**Written task**: Of the lines in the records that follow, how many include the word "Pantheon"? Answer with a bare number.

**Data for processing**:
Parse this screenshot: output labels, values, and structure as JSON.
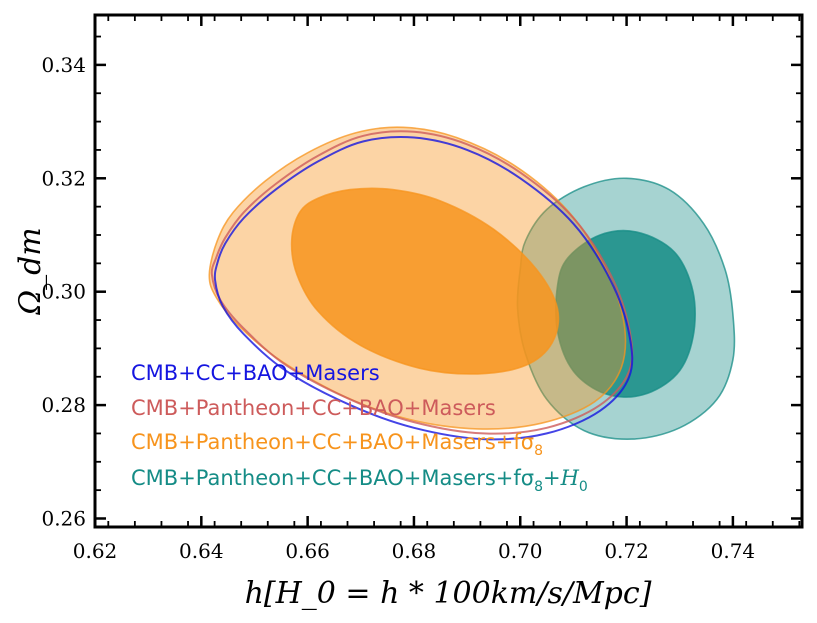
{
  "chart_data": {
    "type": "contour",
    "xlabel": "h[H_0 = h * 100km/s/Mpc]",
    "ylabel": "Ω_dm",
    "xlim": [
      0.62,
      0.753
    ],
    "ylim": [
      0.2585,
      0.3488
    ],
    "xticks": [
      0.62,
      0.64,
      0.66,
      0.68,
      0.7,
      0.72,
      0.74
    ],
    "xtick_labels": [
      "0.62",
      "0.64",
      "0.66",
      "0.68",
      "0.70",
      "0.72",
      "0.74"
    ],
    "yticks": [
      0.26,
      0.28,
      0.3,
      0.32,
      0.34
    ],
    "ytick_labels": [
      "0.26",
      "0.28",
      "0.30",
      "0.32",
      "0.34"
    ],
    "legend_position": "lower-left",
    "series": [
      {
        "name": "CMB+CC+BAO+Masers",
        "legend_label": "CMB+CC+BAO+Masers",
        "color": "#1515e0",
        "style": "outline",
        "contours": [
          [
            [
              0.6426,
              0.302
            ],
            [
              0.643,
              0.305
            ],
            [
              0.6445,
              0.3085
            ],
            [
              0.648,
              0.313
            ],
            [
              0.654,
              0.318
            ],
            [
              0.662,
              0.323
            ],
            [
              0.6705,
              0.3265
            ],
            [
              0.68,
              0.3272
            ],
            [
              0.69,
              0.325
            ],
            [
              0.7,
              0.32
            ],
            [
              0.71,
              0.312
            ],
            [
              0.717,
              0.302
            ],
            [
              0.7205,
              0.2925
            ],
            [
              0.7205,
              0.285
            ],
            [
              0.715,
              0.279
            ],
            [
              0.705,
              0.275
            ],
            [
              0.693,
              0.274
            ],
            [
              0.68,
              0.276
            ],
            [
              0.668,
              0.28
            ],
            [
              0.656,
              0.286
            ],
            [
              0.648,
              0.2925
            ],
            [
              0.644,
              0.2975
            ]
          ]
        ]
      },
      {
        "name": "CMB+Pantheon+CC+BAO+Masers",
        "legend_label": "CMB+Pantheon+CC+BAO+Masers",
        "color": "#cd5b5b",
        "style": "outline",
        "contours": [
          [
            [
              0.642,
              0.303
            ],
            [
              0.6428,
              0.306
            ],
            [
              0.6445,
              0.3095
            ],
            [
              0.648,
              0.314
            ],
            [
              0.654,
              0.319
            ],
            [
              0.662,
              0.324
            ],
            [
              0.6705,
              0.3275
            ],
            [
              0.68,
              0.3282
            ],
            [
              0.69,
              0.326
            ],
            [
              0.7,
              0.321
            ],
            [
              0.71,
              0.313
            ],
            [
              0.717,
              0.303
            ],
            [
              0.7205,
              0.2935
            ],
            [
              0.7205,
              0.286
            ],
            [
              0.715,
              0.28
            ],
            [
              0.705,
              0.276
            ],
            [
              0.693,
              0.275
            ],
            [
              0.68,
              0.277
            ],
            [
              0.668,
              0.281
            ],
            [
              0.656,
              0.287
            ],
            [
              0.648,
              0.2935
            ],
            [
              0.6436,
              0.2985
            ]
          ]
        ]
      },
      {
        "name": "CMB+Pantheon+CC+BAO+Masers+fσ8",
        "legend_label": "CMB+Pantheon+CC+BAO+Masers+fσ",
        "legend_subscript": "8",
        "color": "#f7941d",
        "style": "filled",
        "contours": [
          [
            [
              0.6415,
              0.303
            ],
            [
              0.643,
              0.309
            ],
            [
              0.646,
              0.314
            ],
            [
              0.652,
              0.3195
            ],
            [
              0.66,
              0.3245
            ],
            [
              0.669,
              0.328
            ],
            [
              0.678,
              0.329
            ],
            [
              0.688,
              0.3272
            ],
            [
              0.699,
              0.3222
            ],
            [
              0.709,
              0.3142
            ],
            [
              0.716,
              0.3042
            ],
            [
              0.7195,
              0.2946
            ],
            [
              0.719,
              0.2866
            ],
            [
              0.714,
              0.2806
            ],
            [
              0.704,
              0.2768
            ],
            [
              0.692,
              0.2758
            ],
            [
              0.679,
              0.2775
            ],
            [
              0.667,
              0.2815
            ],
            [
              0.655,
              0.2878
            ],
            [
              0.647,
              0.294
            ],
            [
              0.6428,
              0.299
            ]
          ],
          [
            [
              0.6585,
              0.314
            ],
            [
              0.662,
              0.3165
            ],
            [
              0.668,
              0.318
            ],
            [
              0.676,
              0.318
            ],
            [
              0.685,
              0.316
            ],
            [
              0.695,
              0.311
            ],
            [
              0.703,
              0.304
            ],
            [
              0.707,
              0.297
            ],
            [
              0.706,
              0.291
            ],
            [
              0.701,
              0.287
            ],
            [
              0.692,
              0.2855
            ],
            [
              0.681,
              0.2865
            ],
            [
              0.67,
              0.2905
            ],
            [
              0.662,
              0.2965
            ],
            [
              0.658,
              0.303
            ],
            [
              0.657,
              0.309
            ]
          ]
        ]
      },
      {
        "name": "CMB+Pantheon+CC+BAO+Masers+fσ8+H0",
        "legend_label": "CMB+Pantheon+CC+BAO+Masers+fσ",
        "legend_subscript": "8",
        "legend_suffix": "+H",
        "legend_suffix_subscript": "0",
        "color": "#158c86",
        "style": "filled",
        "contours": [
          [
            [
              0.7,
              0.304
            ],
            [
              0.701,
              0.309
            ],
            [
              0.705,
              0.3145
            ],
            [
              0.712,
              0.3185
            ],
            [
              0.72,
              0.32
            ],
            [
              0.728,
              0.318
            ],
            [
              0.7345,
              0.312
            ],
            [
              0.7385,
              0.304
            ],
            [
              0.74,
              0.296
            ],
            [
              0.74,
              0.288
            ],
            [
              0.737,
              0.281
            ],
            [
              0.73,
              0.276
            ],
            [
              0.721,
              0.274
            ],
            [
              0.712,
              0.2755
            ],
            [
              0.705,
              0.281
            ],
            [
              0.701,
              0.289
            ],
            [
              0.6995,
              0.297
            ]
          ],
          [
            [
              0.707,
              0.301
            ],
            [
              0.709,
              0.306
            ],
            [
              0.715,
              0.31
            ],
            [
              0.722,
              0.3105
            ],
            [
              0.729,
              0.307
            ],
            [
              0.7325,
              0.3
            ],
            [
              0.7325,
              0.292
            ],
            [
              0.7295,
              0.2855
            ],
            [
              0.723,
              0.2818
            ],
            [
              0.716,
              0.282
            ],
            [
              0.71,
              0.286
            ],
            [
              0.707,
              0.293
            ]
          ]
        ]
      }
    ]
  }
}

**Full response**: 6